▶ [Data entries]:
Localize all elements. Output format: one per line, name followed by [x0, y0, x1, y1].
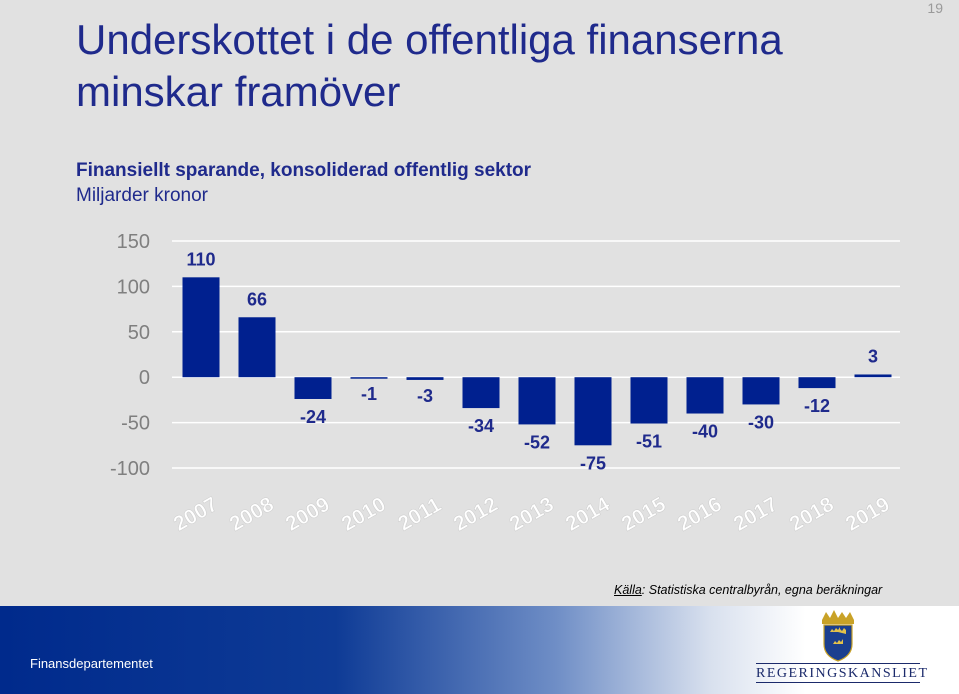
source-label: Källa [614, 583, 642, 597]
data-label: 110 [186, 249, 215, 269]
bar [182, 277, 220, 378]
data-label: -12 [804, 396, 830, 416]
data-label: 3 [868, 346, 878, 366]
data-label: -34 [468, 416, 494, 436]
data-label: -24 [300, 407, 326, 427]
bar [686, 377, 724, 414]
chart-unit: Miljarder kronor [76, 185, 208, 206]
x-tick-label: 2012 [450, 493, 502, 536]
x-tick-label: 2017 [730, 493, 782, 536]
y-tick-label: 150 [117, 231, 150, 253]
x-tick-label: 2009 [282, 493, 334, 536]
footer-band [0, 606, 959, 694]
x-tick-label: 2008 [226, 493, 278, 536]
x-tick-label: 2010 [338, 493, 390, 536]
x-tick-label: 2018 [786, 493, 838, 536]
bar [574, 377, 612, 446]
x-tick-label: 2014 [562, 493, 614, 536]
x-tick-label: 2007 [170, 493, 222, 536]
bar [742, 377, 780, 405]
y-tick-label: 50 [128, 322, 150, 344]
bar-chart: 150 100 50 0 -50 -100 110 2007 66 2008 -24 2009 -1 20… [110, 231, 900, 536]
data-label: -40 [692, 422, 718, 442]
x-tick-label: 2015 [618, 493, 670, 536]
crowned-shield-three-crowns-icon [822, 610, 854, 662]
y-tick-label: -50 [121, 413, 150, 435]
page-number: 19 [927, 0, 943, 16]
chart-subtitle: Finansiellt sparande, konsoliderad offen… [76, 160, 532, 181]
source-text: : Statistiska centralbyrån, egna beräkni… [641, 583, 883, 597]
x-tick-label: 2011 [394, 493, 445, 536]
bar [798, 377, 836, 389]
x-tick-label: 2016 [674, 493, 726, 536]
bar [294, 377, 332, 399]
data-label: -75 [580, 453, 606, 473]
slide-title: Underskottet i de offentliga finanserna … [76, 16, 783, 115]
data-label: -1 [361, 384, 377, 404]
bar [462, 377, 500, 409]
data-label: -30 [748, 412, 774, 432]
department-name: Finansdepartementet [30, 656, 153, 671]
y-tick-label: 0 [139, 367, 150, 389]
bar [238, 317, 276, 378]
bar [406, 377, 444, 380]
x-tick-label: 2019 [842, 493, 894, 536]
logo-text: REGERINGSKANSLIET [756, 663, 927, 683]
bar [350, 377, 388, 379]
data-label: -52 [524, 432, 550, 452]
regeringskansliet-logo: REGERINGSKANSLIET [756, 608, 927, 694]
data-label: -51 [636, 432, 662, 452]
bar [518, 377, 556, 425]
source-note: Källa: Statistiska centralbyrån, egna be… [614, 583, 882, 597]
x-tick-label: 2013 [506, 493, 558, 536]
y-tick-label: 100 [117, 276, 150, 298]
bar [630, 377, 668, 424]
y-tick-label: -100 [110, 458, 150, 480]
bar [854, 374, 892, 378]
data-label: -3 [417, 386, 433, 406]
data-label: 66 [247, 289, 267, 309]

▶ [Stated exercise]:
Reproduce the stretch of the data from the line containing "source-label: Källa [614, 583, 642, 597]" through the line containing "bar [462, 377, 500, 409]", both ends included.

▶ [Result for this task]:
source-label: Källa [614, 583, 642, 597]
data-label: 110 [186, 249, 215, 269]
bar [182, 277, 220, 378]
data-label: -12 [804, 396, 830, 416]
data-label: 3 [868, 346, 878, 366]
data-label: -34 [468, 416, 494, 436]
data-label: -24 [300, 407, 326, 427]
bar [686, 377, 724, 414]
chart-unit: Miljarder kronor [76, 185, 208, 206]
x-tick-label: 2012 [450, 493, 502, 536]
x-tick-label: 2017 [730, 493, 782, 536]
y-tick-label: 150 [117, 231, 150, 253]
x-tick-label: 2009 [282, 493, 334, 536]
footer-band [0, 606, 959, 694]
x-tick-label: 2008 [226, 493, 278, 536]
x-tick-label: 2010 [338, 493, 390, 536]
x-tick-label: 2018 [786, 493, 838, 536]
bar [574, 377, 612, 446]
x-tick-label: 2014 [562, 493, 614, 536]
x-tick-label: 2007 [170, 493, 222, 536]
bar [742, 377, 780, 405]
y-tick-label: 50 [128, 322, 150, 344]
bar-chart: 150 100 50 0 -50 -100 110 2007 66 2008 -24 2009 -1 20… [110, 231, 900, 536]
data-label: -40 [692, 422, 718, 442]
x-tick-label: 2015 [618, 493, 670, 536]
crowned-shield-three-crowns-icon [822, 610, 854, 662]
y-tick-label: -50 [121, 413, 150, 435]
page-number: 19 [927, 0, 943, 16]
chart-subtitle: Finansiellt sparande, konsoliderad offen… [76, 160, 532, 181]
source-text: : Statistiska centralbyrån, egna beräkni… [641, 583, 883, 597]
x-tick-label: 2011 [394, 493, 445, 536]
bar [798, 377, 836, 389]
x-tick-label: 2016 [674, 493, 726, 536]
bar [294, 377, 332, 399]
data-label: -75 [580, 453, 606, 473]
slide-title: Underskottet i de offentliga finanserna … [76, 16, 783, 115]
data-label: -1 [361, 384, 377, 404]
bar [462, 377, 500, 409]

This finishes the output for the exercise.